[Opening INPUT MATERIAL section]
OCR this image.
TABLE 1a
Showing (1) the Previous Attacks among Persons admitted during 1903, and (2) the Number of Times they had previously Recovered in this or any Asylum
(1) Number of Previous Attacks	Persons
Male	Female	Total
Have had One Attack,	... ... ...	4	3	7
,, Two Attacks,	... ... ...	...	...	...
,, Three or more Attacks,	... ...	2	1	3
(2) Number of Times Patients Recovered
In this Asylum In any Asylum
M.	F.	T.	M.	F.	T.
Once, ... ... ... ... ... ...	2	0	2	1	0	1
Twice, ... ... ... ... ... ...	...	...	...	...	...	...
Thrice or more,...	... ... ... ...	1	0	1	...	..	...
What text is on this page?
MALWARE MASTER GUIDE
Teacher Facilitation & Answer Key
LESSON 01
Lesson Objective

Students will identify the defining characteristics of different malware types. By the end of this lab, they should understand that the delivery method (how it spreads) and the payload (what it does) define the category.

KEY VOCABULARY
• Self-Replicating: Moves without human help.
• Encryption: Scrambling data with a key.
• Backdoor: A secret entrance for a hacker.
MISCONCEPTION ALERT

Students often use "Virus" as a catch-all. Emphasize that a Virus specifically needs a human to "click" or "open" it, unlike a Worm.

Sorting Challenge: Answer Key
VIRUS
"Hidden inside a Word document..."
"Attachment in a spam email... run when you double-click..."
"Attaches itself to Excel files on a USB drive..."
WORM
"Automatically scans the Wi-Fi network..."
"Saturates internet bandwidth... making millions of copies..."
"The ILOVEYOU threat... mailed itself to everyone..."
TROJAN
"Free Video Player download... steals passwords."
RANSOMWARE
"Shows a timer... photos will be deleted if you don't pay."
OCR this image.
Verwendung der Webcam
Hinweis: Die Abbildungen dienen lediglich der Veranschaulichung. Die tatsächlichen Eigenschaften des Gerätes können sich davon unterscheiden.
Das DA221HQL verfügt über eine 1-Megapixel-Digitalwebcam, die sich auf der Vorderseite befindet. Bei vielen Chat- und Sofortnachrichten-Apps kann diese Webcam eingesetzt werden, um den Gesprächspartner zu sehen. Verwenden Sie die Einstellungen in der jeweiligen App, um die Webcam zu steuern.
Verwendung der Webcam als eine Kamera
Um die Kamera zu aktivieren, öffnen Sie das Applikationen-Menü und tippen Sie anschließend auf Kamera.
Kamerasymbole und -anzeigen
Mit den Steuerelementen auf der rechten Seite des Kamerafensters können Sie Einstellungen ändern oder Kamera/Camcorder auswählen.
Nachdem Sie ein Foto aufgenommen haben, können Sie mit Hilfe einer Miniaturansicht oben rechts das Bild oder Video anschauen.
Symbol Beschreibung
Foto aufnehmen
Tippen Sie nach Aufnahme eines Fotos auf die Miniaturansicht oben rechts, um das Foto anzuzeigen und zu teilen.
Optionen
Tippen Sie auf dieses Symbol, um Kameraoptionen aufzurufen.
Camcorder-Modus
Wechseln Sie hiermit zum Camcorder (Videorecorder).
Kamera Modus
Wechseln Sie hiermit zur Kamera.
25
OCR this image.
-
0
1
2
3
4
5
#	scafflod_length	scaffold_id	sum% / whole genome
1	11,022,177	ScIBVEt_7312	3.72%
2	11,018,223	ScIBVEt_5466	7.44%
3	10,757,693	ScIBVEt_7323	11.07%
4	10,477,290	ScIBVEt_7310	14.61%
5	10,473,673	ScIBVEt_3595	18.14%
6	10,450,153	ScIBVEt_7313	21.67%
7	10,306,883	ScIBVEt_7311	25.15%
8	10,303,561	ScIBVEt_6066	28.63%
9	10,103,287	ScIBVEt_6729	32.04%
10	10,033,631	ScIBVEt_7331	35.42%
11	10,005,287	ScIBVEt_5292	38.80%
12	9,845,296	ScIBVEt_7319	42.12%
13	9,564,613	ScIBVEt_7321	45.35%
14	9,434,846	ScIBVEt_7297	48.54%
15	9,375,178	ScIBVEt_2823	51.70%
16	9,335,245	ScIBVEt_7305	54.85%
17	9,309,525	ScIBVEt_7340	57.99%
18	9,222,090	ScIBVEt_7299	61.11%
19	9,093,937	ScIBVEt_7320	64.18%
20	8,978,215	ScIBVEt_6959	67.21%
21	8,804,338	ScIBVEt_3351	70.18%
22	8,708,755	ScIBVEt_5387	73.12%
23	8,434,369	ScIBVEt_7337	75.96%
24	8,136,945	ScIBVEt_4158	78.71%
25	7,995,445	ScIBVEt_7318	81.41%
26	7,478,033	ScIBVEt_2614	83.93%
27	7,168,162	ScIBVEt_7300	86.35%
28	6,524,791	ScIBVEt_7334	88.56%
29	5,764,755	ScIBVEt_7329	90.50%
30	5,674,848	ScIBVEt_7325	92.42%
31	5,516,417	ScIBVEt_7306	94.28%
[Closing INPUT MATERIAL section]
> WHAT YOU NEED TO DO: For each line in the records that holds "Foto", show that line as it stands.

> YOUR SOLUTION:
Nachdem Sie ein Foto aufgenommen haben, können Sie mit Hilfe einer Miniaturansicht oben rechts das Bild oder Video anschauen.
Foto aufnehmen
Tippen Sie nach Aufnahme eines Fotos auf die Miniaturansicht oben rechts, um das Foto anzuzeigen und zu teilen.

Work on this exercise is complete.